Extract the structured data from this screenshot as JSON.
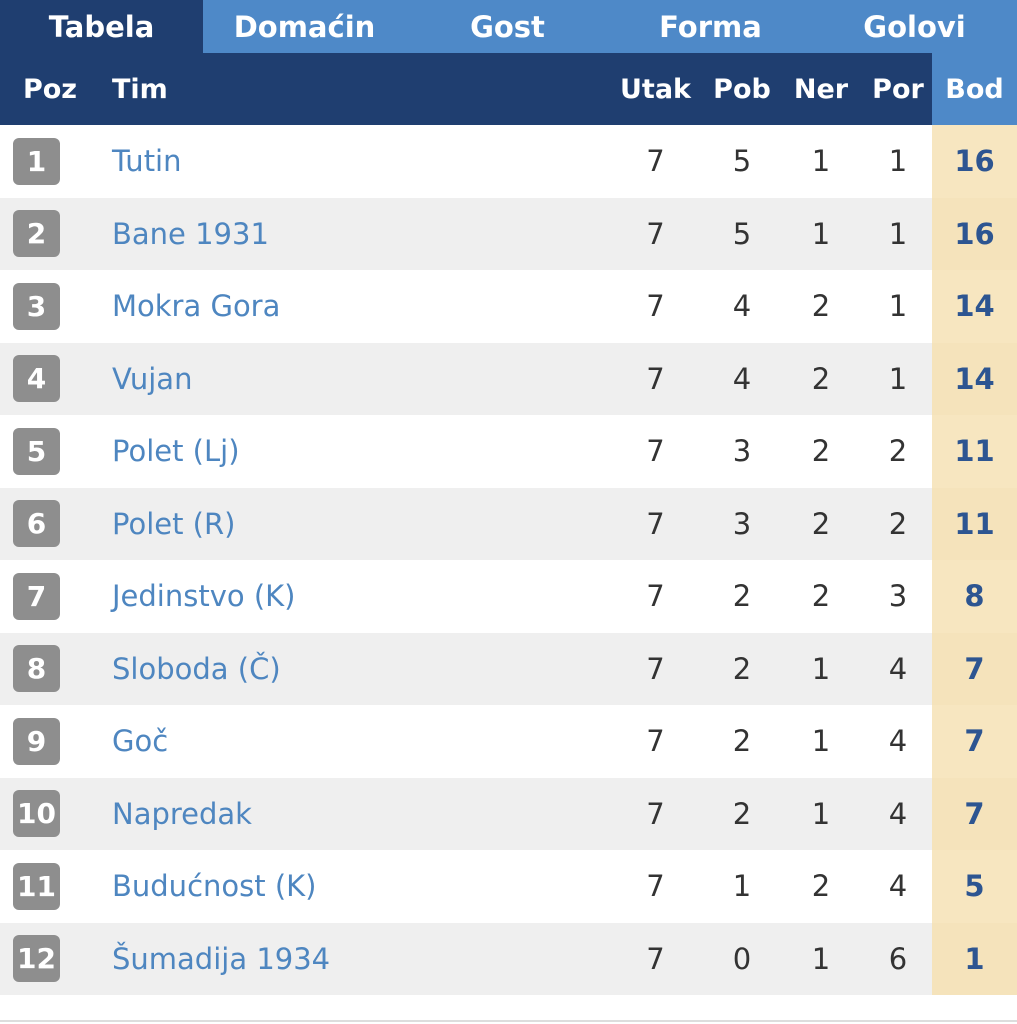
{
  "tabs": [
    {
      "label": "Tabela",
      "active": true
    },
    {
      "label": "Domaćin",
      "active": false
    },
    {
      "label": "Gost",
      "active": false
    },
    {
      "label": "Forma",
      "active": false
    },
    {
      "label": "Golovi",
      "active": false
    }
  ],
  "table": {
    "headers": {
      "poz": "Poz",
      "tim": "Tim",
      "utak": "Utak",
      "pob": "Pob",
      "ner": "Ner",
      "por": "Por",
      "bod": "Bod"
    },
    "rows": [
      {
        "poz": "1",
        "tim": "Tutin",
        "utak": "7",
        "pob": "5",
        "ner": "1",
        "por": "1",
        "bod": "16"
      },
      {
        "poz": "2",
        "tim": "Bane 1931",
        "utak": "7",
        "pob": "5",
        "ner": "1",
        "por": "1",
        "bod": "16"
      },
      {
        "poz": "3",
        "tim": "Mokra Gora",
        "utak": "7",
        "pob": "4",
        "ner": "2",
        "por": "1",
        "bod": "14"
      },
      {
        "poz": "4",
        "tim": "Vujan",
        "utak": "7",
        "pob": "4",
        "ner": "2",
        "por": "1",
        "bod": "14"
      },
      {
        "poz": "5",
        "tim": "Polet (Lj)",
        "utak": "7",
        "pob": "3",
        "ner": "2",
        "por": "2",
        "bod": "11"
      },
      {
        "poz": "6",
        "tim": "Polet (R)",
        "utak": "7",
        "pob": "3",
        "ner": "2",
        "por": "2",
        "bod": "11"
      },
      {
        "poz": "7",
        "tim": "Jedinstvo (K)",
        "utak": "7",
        "pob": "2",
        "ner": "2",
        "por": "3",
        "bod": "8"
      },
      {
        "poz": "8",
        "tim": "Sloboda (Č)",
        "utak": "7",
        "pob": "2",
        "ner": "1",
        "por": "4",
        "bod": "7"
      },
      {
        "poz": "9",
        "tim": "Goč",
        "utak": "7",
        "pob": "2",
        "ner": "1",
        "por": "4",
        "bod": "7"
      },
      {
        "poz": "10",
        "tim": "Napredak",
        "utak": "7",
        "pob": "2",
        "ner": "1",
        "por": "4",
        "bod": "7"
      },
      {
        "poz": "11",
        "tim": "Budućnost (K)",
        "utak": "7",
        "pob": "1",
        "ner": "2",
        "por": "4",
        "bod": "5"
      },
      {
        "poz": "12",
        "tim": "Šumadija 1934",
        "utak": "7",
        "pob": "0",
        "ner": "1",
        "por": "6",
        "bod": "1"
      }
    ]
  },
  "colors": {
    "header_dark": "#1f3e70",
    "header_light": "#4e89c8",
    "team_link": "#4e86c0",
    "points_bg": "#f7e6c0",
    "points_text": "#2d5591",
    "badge_bg": "#8e8e8e"
  }
}
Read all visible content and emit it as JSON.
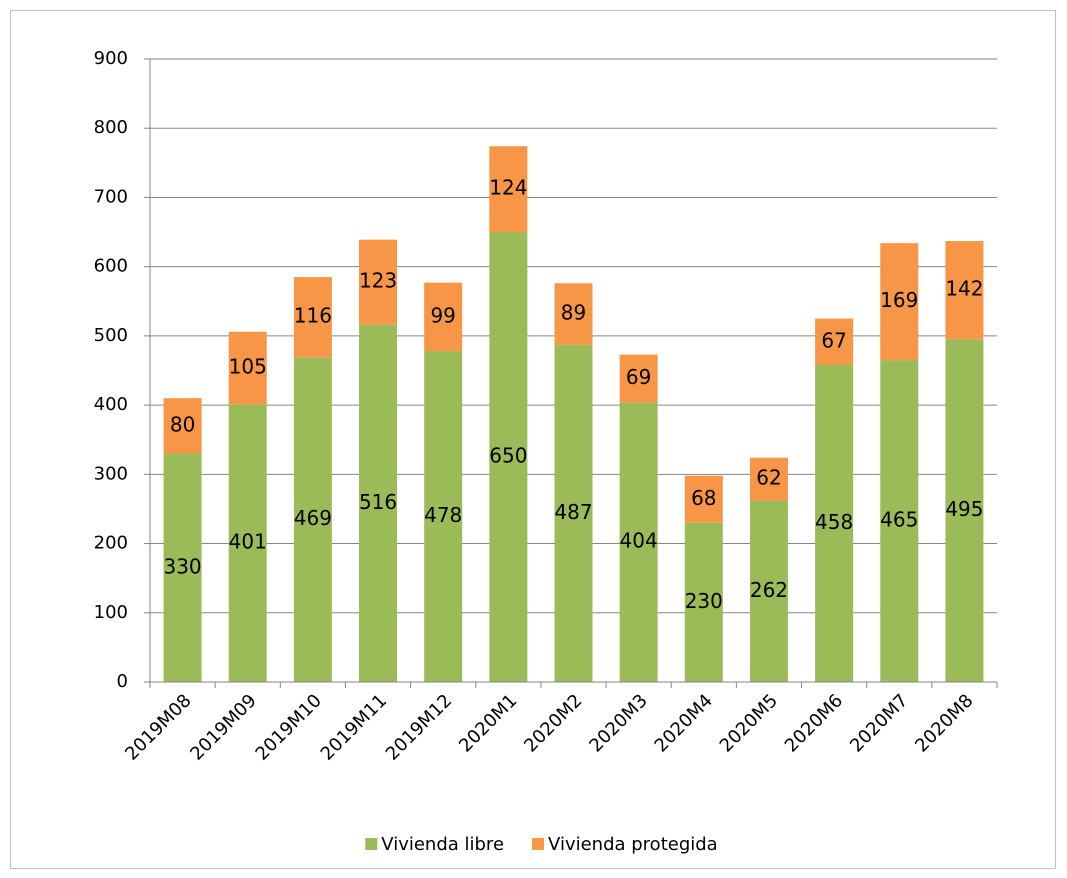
{
  "chart_data": {
    "type": "bar",
    "stacked": true,
    "categories": [
      "2019M08",
      "2019M09",
      "2019M10",
      "2019M11",
      "2019M12",
      "2020M1",
      "2020M2",
      "2020M3",
      "2020M4",
      "2020M5",
      "2020M6",
      "2020M7",
      "2020M8"
    ],
    "series": [
      {
        "name": "Vivienda libre",
        "color": "#9bbb59",
        "values": [
          330,
          401,
          469,
          516,
          478,
          650,
          487,
          404,
          230,
          262,
          458,
          465,
          495
        ]
      },
      {
        "name": "Vivienda protegida",
        "color": "#f79646",
        "values": [
          80,
          105,
          116,
          123,
          99,
          124,
          89,
          69,
          68,
          62,
          67,
          169,
          142
        ]
      }
    ],
    "ylim": [
      0,
      900
    ],
    "yticks": [
      0,
      100,
      200,
      300,
      400,
      500,
      600,
      700,
      800,
      900
    ],
    "grid": true,
    "data_labels": true,
    "legend": "bottom"
  }
}
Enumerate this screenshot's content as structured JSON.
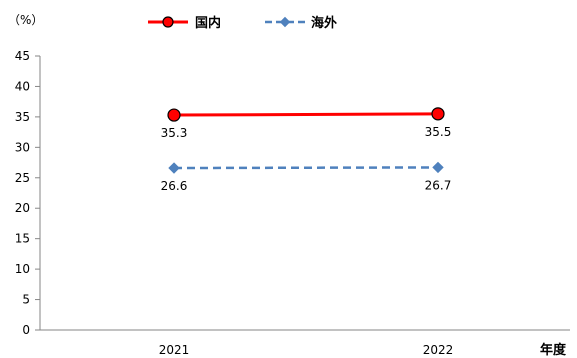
{
  "chart_data": {
    "type": "line",
    "categories": [
      "2021",
      "2022"
    ],
    "series": [
      {
        "name": "国内",
        "values": [
          35.3,
          35.5
        ],
        "color": "#ff0000",
        "marker_fill": "#ff0000",
        "marker_stroke": "#000000",
        "line_style": "solid",
        "marker": "circle"
      },
      {
        "name": "海外",
        "values": [
          26.6,
          26.7
        ],
        "color": "#4f81bd",
        "marker_fill": "#4f81bd",
        "marker_stroke": "#4f81bd",
        "line_style": "dashed",
        "marker": "diamond"
      }
    ],
    "data_labels": [
      [
        "35.3",
        "35.5"
      ],
      [
        "26.6",
        "26.7"
      ]
    ],
    "y_ticks": [
      0,
      5,
      10,
      15,
      20,
      25,
      30,
      35,
      40,
      45
    ],
    "ylim": [
      0,
      45
    ],
    "unit_label": "（%）",
    "xlabel": "年度",
    "legend_position": "top",
    "grid": false
  }
}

_ _ _ _

* **Task description**: The records above are to be reproduced exactly; the pictures are to be left out.

* **Right answer**:
Extract the structured data from this screenshot as JSON.
{
  "tabs": [
    {
      "label": "Tabela",
      "active": true
    },
    {
      "label": "Domaćin",
      "active": false
    },
    {
      "label": "Gost",
      "active": false
    },
    {
      "label": "Forma",
      "active": false
    },
    {
      "label": "Golovi",
      "active": false
    }
  ],
  "table": {
    "headers": {
      "poz": "Poz",
      "tim": "Tim",
      "utak": "Utak",
      "pob": "Pob",
      "ner": "Ner",
      "por": "Por",
      "bod": "Bod"
    },
    "rows": [
      {
        "poz": "1",
        "tim": "Tutin",
        "utak": "7",
        "pob": "5",
        "ner": "1",
        "por": "1",
        "bod": "16"
      },
      {
        "poz": "2",
        "tim": "Bane 1931",
        "utak": "7",
        "pob": "5",
        "ner": "1",
        "por": "1",
        "bod": "16"
      },
      {
        "poz": "3",
        "tim": "Mokra Gora",
        "utak": "7",
        "pob": "4",
        "ner": "2",
        "por": "1",
        "bod": "14"
      },
      {
        "poz": "4",
        "tim": "Vujan",
        "utak": "7",
        "pob": "4",
        "ner": "2",
        "por": "1",
        "bod": "14"
      },
      {
        "poz": "5",
        "tim": "Polet (Lj)",
        "utak": "7",
        "pob": "3",
        "ner": "2",
        "por": "2",
        "bod": "11"
      },
      {
        "poz": "6",
        "tim": "Polet (R)",
        "utak": "7",
        "pob": "3",
        "ner": "2",
        "por": "2",
        "bod": "11"
      },
      {
        "poz": "7",
        "tim": "Jedinstvo (K)",
        "utak": "7",
        "pob": "2",
        "ner": "2",
        "por": "3",
        "bod": "8"
      },
      {
        "poz": "8",
        "tim": "Sloboda (Č)",
        "utak": "7",
        "pob": "2",
        "ner": "1",
        "por": "4",
        "bod": "7"
      },
      {
        "poz": "9",
        "tim": "Goč",
        "utak": "7",
        "pob": "2",
        "ner": "1",
        "por": "4",
        "bod": "7"
      },
      {
        "poz": "10",
        "tim": "Napredak",
        "utak": "7",
        "pob": "2",
        "ner": "1",
        "por": "4",
        "bod": "7"
      },
      {
        "poz": "11",
        "tim": "Budućnost (K)",
        "utak": "7",
        "pob": "1",
        "ner": "2",
        "por": "4",
        "bod": "5"
      },
      {
        "poz": "12",
        "tim": "Šumadija 1934",
        "utak": "7",
        "pob": "0",
        "ner": "1",
        "por": "6",
        "bod": "1"
      }
    ]
  },
  "colors": {
    "header_dark": "#1f3e70",
    "header_light": "#4e89c8",
    "team_link": "#4e86c0",
    "points_bg": "#f7e6c0",
    "points_text": "#2d5591",
    "badge_bg": "#8e8e8e"
  }
}
Read all visible content and emit it as JSON.
{
  "chart_data": {
    "type": "bar",
    "stacked": true,
    "categories": [
      "2019M08",
      "2019M09",
      "2019M10",
      "2019M11",
      "2019M12",
      "2020M1",
      "2020M2",
      "2020M3",
      "2020M4",
      "2020M5",
      "2020M6",
      "2020M7",
      "2020M8"
    ],
    "series": [
      {
        "name": "Vivienda libre",
        "color": "#9bbb59",
        "values": [
          330,
          401,
          469,
          516,
          478,
          650,
          487,
          404,
          230,
          262,
          458,
          465,
          495
        ]
      },
      {
        "name": "Vivienda protegida",
        "color": "#f79646",
        "values": [
          80,
          105,
          116,
          123,
          99,
          124,
          89,
          69,
          68,
          62,
          67,
          169,
          142
        ]
      }
    ],
    "ylim": [
      0,
      900
    ],
    "yticks": [
      0,
      100,
      200,
      300,
      400,
      500,
      600,
      700,
      800,
      900
    ],
    "grid": true,
    "data_labels": true,
    "legend": "bottom"
  }
}
Enumerate this screenshot's content as structured JSON.
{
  "chart_data": {
    "type": "line",
    "categories": [
      "2021",
      "2022"
    ],
    "series": [
      {
        "name": "国内",
        "values": [
          35.3,
          35.5
        ],
        "color": "#ff0000",
        "marker_fill": "#ff0000",
        "marker_stroke": "#000000",
        "line_style": "solid",
        "marker": "circle"
      },
      {
        "name": "海外",
        "values": [
          26.6,
          26.7
        ],
        "color": "#4f81bd",
        "marker_fill": "#4f81bd",
        "marker_stroke": "#4f81bd",
        "line_style": "dashed",
        "marker": "diamond"
      }
    ],
    "data_labels": [
      [
        "35.3",
        "35.5"
      ],
      [
        "26.6",
        "26.7"
      ]
    ],
    "y_ticks": [
      0,
      5,
      10,
      15,
      20,
      25,
      30,
      35,
      40,
      45
    ],
    "ylim": [
      0,
      45
    ],
    "unit_label": "（%）",
    "xlabel": "年度",
    "legend_position": "top",
    "grid": false
  }
}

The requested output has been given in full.